WHAT IS ASKED — In the listing below, count the lines with "JSON" and report only the figure.

Items from a figure collection

----------

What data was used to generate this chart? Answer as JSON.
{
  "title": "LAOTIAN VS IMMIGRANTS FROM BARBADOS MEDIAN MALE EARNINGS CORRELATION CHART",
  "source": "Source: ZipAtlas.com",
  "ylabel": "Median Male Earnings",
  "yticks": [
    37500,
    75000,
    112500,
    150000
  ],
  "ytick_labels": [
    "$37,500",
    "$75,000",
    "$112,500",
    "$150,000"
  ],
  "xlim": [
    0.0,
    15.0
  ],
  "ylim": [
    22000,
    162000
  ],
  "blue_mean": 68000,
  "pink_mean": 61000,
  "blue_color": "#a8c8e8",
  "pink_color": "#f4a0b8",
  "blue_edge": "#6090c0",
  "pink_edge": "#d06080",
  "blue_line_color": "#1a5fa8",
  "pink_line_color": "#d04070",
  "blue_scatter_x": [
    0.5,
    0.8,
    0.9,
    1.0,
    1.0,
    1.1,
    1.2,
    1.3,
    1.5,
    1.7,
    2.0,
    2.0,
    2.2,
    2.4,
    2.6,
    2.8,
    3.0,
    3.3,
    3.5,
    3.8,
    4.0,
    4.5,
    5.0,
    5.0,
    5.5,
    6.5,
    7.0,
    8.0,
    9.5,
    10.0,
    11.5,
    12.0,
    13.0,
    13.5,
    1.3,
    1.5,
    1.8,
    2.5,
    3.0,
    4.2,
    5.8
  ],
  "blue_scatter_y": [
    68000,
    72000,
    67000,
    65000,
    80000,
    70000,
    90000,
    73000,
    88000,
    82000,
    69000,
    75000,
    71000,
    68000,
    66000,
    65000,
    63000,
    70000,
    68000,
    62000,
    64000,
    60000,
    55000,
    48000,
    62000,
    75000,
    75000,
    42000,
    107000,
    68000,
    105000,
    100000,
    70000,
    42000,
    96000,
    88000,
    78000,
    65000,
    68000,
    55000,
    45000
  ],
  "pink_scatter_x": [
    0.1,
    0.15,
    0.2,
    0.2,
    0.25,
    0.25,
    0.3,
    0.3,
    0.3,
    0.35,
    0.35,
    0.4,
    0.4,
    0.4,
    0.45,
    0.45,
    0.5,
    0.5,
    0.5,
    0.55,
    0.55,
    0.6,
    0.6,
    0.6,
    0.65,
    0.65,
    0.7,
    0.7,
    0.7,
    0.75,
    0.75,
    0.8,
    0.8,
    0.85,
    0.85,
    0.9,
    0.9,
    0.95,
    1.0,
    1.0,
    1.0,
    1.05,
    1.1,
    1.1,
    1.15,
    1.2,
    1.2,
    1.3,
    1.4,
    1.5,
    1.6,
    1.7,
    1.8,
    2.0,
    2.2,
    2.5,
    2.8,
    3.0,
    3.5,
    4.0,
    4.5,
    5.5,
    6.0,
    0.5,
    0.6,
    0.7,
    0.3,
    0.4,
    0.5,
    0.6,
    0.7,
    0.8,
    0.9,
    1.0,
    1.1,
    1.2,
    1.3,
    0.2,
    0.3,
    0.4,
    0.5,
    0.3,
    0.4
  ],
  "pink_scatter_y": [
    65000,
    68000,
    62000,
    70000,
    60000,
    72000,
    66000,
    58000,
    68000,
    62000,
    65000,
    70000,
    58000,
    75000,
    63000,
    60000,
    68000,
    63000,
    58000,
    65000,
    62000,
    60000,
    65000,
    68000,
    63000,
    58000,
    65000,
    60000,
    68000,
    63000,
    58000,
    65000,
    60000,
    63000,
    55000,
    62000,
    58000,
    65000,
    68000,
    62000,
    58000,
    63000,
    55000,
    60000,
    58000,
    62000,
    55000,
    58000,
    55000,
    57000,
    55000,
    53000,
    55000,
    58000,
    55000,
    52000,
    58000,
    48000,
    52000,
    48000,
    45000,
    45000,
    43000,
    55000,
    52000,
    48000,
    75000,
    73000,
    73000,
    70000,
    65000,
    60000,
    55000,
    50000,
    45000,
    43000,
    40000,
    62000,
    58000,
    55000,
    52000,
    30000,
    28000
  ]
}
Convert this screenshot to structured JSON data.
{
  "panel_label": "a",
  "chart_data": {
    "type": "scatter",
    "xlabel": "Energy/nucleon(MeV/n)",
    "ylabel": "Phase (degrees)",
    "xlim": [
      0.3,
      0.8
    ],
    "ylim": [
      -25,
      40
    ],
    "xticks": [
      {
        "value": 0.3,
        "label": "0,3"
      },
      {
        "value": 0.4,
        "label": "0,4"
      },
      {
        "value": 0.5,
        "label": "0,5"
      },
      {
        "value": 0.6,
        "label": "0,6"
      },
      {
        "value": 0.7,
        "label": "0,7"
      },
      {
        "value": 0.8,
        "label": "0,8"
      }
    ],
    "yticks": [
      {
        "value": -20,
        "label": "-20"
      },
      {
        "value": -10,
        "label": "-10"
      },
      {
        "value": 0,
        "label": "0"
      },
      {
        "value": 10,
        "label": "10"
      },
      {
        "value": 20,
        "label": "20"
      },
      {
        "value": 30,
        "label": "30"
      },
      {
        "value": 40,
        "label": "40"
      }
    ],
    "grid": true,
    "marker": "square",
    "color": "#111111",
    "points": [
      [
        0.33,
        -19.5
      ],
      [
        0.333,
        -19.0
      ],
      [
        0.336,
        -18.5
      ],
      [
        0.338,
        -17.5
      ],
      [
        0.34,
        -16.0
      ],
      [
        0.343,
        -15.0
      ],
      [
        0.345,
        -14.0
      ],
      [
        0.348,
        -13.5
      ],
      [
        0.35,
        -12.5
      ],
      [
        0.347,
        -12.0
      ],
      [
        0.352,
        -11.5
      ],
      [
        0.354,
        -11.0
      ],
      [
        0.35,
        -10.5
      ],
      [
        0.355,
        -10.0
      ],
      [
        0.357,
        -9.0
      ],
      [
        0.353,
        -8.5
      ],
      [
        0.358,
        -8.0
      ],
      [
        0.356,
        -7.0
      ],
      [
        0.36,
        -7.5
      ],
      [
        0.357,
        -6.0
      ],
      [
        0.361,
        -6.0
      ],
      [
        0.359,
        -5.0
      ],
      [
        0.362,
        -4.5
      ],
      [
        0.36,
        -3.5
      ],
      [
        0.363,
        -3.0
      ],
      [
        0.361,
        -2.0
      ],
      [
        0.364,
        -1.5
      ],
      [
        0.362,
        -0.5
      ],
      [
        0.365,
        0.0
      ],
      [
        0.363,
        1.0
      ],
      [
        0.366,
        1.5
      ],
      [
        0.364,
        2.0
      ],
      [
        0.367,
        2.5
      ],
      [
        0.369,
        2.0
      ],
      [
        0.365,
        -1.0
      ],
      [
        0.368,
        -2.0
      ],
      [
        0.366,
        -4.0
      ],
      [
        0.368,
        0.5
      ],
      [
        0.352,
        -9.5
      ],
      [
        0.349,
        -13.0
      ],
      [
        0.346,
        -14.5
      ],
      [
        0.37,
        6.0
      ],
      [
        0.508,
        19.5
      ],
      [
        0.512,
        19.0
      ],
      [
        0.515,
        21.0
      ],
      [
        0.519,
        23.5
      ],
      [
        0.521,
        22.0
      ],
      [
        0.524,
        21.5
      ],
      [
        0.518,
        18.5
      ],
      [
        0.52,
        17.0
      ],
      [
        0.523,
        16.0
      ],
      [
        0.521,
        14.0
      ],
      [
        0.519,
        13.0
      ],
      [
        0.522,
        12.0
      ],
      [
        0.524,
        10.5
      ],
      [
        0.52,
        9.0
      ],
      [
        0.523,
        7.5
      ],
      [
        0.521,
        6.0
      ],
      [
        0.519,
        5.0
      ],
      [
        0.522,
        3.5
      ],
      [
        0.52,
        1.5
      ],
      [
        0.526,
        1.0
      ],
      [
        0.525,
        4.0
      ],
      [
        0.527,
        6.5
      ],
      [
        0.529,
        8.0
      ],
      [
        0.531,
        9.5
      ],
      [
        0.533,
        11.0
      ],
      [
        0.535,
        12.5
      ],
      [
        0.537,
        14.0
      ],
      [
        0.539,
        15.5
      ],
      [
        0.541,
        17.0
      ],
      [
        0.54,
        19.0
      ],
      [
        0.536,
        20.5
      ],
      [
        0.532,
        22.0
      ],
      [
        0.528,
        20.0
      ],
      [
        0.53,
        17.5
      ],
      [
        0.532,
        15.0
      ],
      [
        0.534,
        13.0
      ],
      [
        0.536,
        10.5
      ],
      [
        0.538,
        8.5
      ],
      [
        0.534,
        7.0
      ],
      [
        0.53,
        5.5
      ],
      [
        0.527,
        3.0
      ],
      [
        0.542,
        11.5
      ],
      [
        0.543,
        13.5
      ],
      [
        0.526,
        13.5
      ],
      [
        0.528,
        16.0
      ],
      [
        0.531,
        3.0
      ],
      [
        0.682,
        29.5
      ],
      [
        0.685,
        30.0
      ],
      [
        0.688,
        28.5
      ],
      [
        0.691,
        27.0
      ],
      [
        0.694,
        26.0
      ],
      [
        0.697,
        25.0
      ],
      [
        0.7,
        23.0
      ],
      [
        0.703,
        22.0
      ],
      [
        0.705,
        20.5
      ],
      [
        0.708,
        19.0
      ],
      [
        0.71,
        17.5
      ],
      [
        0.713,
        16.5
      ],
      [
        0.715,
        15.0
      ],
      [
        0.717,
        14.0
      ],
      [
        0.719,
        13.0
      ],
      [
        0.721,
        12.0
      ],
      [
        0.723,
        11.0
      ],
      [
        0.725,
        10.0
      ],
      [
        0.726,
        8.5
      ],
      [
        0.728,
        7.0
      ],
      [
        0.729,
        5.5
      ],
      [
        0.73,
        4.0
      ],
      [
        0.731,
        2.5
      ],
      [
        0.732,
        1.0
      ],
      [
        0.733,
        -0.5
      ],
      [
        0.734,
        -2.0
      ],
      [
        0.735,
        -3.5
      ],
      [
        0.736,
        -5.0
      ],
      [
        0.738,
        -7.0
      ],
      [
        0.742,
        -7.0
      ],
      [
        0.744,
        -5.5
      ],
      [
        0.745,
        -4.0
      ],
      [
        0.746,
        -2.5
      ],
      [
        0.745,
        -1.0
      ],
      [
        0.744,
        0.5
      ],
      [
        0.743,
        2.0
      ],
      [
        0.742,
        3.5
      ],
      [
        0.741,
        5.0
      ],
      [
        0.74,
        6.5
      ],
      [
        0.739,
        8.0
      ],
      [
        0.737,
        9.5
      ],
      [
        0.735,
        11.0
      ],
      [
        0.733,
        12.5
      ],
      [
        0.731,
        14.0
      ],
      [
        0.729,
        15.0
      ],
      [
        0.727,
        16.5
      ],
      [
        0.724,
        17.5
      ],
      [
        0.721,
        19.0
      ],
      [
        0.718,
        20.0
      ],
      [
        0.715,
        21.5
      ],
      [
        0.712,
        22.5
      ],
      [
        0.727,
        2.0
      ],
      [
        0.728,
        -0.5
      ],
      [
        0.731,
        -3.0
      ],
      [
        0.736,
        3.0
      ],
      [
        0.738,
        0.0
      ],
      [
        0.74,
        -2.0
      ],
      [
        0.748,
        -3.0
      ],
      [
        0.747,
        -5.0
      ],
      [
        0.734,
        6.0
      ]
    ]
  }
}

----------

RESPONSE TO THIS EXERCISE — 2